● **Exercise data**:

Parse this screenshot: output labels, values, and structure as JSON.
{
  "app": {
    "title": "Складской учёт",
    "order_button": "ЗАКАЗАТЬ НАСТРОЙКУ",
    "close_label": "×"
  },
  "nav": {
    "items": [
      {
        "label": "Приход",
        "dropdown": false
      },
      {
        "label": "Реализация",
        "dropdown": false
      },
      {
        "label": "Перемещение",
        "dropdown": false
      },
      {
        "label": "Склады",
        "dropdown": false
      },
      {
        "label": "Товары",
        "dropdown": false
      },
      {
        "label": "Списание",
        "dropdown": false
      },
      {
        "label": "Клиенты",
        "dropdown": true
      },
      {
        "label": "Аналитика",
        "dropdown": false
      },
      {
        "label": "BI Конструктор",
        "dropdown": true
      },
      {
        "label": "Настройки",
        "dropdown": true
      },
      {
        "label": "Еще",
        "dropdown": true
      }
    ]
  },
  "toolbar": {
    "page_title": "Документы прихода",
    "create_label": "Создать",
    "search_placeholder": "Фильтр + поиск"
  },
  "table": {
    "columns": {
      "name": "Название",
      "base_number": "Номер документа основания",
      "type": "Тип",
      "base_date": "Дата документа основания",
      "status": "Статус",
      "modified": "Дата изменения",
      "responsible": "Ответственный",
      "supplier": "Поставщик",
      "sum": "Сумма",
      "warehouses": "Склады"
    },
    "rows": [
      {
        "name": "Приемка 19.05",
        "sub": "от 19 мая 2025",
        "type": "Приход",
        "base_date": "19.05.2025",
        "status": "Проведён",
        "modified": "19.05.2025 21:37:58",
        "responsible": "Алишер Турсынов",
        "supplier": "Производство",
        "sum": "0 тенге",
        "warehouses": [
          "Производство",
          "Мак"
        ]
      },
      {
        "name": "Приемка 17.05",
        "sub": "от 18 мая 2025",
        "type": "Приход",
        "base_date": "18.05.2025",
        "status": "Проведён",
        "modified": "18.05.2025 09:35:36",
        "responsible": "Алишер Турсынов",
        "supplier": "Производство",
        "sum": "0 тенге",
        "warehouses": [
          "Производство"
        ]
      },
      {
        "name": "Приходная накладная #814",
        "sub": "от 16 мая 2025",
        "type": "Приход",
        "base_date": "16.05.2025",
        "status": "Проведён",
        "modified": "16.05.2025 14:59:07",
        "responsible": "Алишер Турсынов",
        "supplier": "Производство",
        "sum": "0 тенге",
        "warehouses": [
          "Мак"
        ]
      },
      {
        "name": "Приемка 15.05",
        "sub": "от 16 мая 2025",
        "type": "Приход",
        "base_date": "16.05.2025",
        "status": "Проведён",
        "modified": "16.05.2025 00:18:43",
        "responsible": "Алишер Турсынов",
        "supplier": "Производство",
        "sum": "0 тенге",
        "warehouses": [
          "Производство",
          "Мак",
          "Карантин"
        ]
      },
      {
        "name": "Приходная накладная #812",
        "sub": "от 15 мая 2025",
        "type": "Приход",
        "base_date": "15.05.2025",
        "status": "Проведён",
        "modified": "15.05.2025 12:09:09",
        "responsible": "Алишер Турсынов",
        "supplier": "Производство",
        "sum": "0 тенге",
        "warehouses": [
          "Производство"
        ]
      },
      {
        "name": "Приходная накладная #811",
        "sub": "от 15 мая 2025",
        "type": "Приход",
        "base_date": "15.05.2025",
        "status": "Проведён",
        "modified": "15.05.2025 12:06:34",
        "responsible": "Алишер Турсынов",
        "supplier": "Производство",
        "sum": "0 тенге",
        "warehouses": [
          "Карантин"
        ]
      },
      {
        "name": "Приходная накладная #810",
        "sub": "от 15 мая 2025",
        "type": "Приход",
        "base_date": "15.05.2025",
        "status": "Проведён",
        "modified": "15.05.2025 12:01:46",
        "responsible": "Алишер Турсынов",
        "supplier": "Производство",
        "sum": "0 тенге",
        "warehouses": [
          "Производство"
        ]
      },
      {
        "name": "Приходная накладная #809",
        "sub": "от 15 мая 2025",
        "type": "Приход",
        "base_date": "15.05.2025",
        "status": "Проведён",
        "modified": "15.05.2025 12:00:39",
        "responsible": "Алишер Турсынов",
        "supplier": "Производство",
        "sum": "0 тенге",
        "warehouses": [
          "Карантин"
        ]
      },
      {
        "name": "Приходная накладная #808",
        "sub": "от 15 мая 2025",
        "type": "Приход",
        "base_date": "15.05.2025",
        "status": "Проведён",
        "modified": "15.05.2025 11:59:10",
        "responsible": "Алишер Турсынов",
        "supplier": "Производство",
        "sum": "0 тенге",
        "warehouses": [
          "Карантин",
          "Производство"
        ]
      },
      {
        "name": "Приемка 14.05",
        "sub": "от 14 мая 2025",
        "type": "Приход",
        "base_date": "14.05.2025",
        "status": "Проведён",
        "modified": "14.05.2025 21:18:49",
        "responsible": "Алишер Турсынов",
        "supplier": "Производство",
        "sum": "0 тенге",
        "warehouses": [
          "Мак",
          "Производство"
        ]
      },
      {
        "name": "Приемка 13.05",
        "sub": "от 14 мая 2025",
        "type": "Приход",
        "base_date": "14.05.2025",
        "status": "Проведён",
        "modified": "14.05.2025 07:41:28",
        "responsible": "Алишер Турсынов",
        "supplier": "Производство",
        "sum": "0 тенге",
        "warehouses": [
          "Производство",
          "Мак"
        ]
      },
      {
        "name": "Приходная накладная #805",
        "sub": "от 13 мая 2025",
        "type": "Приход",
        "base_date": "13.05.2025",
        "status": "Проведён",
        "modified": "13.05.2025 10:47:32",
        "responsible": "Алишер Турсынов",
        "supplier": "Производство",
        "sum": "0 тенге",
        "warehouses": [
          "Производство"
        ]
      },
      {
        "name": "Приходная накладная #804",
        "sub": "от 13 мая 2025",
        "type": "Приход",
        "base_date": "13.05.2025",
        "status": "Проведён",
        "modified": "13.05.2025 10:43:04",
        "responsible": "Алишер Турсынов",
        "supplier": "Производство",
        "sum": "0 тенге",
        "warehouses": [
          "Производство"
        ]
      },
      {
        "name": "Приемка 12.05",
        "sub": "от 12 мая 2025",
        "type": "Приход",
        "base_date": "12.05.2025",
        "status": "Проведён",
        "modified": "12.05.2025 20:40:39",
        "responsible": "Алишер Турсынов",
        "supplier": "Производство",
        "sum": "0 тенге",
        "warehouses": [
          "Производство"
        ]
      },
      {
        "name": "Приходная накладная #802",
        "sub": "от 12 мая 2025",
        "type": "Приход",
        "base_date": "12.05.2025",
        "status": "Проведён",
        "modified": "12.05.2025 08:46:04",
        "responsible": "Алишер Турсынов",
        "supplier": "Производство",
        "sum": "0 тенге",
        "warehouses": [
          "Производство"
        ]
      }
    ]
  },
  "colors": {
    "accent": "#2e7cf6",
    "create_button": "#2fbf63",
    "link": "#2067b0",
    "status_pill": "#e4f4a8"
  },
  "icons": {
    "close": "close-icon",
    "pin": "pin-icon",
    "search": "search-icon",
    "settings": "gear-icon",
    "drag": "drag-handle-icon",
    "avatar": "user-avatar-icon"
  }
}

● **Direction**: Repeat the material word for word, in full.

● **Problem solution**:
Parse this screenshot: output labels, values, and structure as JSON.
{
  "app": {
    "title": "Складской учёт",
    "order_button": "ЗАКАЗАТЬ НАСТРОЙКУ",
    "close_label": "×"
  },
  "nav": {
    "items": [
      {
        "label": "Приход",
        "dropdown": false
      },
      {
        "label": "Реализация",
        "dropdown": false
      },
      {
        "label": "Перемещение",
        "dropdown": false
      },
      {
        "label": "Склады",
        "dropdown": false
      },
      {
        "label": "Товары",
        "dropdown": false
      },
      {
        "label": "Списание",
        "dropdown": false
      },
      {
        "label": "Клиенты",
        "dropdown": true
      },
      {
        "label": "Аналитика",
        "dropdown": false
      },
      {
        "label": "BI Конструктор",
        "dropdown": true
      },
      {
        "label": "Настройки",
        "dropdown": true
      },
      {
        "label": "Еще",
        "dropdown": true
      }
    ]
  },
  "toolbar": {
    "page_title": "Документы прихода",
    "create_label": "Создать",
    "search_placeholder": "Фильтр + поиск"
  },
  "table": {
    "columns": {
      "name": "Название",
      "base_number": "Номер документа основания",
      "type": "Тип",
      "base_date": "Дата документа основания",
      "status": "Статус",
      "modified": "Дата изменения",
      "responsible": "Ответственный",
      "supplier": "Поставщик",
      "sum": "Сумма",
      "warehouses": "Склады"
    },
    "rows": [
      {
        "name": "Приемка 19.05",
        "sub": "от 19 мая 2025",
        "type": "Приход",
        "base_date": "19.05.2025",
        "status": "Проведён",
        "modified": "19.05.2025 21:37:58",
        "responsible": "Алишер Турсынов",
        "supplier": "Производство",
        "sum": "0 тенге",
        "warehouses": [
          "Производство",
          "Мак"
        ]
      },
      {
        "name": "Приемка 17.05",
        "sub": "от 18 мая 2025",
        "type": "Приход",
        "base_date": "18.05.2025",
        "status": "Проведён",
        "modified": "18.05.2025 09:35:36",
        "responsible": "Алишер Турсынов",
        "supplier": "Производство",
        "sum": "0 тенге",
        "warehouses": [
          "Производство"
        ]
      },
      {
        "name": "Приходная накладная #814",
        "sub": "от 16 мая 2025",
        "type": "Приход",
        "base_date": "16.05.2025",
        "status": "Проведён",
        "modified": "16.05.2025 14:59:07",
        "responsible": "Алишер Турсынов",
        "supplier": "Производство",
        "sum": "0 тенге",
        "warehouses": [
          "Мак"
        ]
      },
      {
        "name": "Приемка 15.05",
        "sub": "от 16 мая 2025",
        "type": "Приход",
        "base_date": "16.05.2025",
        "status": "Проведён",
        "modified": "16.05.2025 00:18:43",
        "responsible": "Алишер Турсынов",
        "supplier": "Производство",
        "sum": "0 тенге",
        "warehouses": [
          "Производство",
          "Мак",
          "Карантин"
        ]
      },
      {
        "name": "Приходная накладная #812",
        "sub": "от 15 мая 2025",
        "type": "Приход",
        "base_date": "15.05.2025",
        "status": "Проведён",
        "modified": "15.05.2025 12:09:09",
        "responsible": "Алишер Турсынов",
        "supplier": "Производство",
        "sum": "0 тенге",
        "warehouses": [
          "Производство"
        ]
      },
      {
        "name": "Приходная накладная #811",
        "sub": "от 15 мая 2025",
        "type": "Приход",
        "base_date": "15.05.2025",
        "status": "Проведён",
        "modified": "15.05.2025 12:06:34",
        "responsible": "Алишер Турсынов",
        "supplier": "Производство",
        "sum": "0 тенге",
        "warehouses": [
          "Карантин"
        ]
      },
      {
        "name": "Приходная накладная #810",
        "sub": "от 15 мая 2025",
        "type": "Приход",
        "base_date": "15.05.2025",
        "status": "Проведён",
        "modified": "15.05.2025 12:01:46",
        "responsible": "Алишер Турсынов",
        "supplier": "Производство",
        "sum": "0 тенге",
        "warehouses": [
          "Производство"
        ]
      },
      {
        "name": "Приходная накладная #809",
        "sub": "от 15 мая 2025",
        "type": "Приход",
        "base_date": "15.05.2025",
        "status": "Проведён",
        "modified": "15.05.2025 12:00:39",
        "responsible": "Алишер Турсынов",
        "supplier": "Производство",
        "sum": "0 тенге",
        "warehouses": [
          "Карантин"
        ]
      },
      {
        "name": "Приходная накладная #808",
        "sub": "от 15 мая 2025",
        "type": "Приход",
        "base_date": "15.05.2025",
        "status": "Проведён",
        "modified": "15.05.2025 11:59:10",
        "responsible": "Алишер Турсынов",
        "supplier": "Производство",
        "sum": "0 тенге",
        "warehouses": [
          "Карантин",
          "Производство"
        ]
      },
      {
        "name": "Приемка 14.05",
        "sub": "от 14 мая 2025",
        "type": "Приход",
        "base_date": "14.05.2025",
        "status": "Проведён",
        "modified": "14.05.2025 21:18:49",
        "responsible": "Алишер Турсынов",
        "supplier": "Производство",
        "sum": "0 тенге",
        "warehouses": [
          "Мак",
          "Производство"
        ]
      },
      {
        "name": "Приемка 13.05",
        "sub": "от 14 мая 2025",
        "type": "Приход",
        "base_date": "14.05.2025",
        "status": "Проведён",
        "modified": "14.05.2025 07:41:28",
        "responsible": "Алишер Турсынов",
        "supplier": "Производство",
        "sum": "0 тенге",
        "warehouses": [
          "Производство",
          "Мак"
        ]
      },
      {
        "name": "Приходная накладная #805",
        "sub": "от 13 мая 2025",
        "type": "Приход",
        "base_date": "13.05.2025",
        "status": "Проведён",
        "modified": "13.05.2025 10:47:32",
        "responsible": "Алишер Турсынов",
        "supplier": "Производство",
        "sum": "0 тенге",
        "warehouses": [
          "Производство"
        ]
      },
      {
        "name": "Приходная накладная #804",
        "sub": "от 13 мая 2025",
        "type": "Приход",
        "base_date": "13.05.2025",
        "status": "Проведён",
        "modified": "13.05.2025 10:43:04",
        "responsible": "Алишер Турсынов",
        "supplier": "Производство",
        "sum": "0 тенге",
        "warehouses": [
          "Производство"
        ]
      },
      {
        "name": "Приемка 12.05",
        "sub": "от 12 мая 2025",
        "type": "Приход",
        "base_date": "12.05.2025",
        "status": "Проведён",
        "modified": "12.05.2025 20:40:39",
        "responsible": "Алишер Турсынов",
        "supplier": "Производство",
        "sum": "0 тенге",
        "warehouses": [
          "Производство"
        ]
      },
      {
        "name": "Приходная накладная #802",
        "sub": "от 12 мая 2025",
        "type": "Приход",
        "base_date": "12.05.2025",
        "status": "Проведён",
        "modified": "12.05.2025 08:46:04",
        "responsible": "Алишер Турсынов",
        "supplier": "Производство",
        "sum": "0 тенге",
        "warehouses": [
          "Производство"
        ]
      }
    ]
  },
  "colors": {
    "accent": "#2e7cf6",
    "create_button": "#2fbf63",
    "link": "#2067b0",
    "status_pill": "#e4f4a8"
  },
  "icons": {
    "close": "close-icon",
    "pin": "pin-icon",
    "search": "search-icon",
    "settings": "gear-icon",
    "drag": "drag-handle-icon",
    "avatar": "user-avatar-icon"
  }
}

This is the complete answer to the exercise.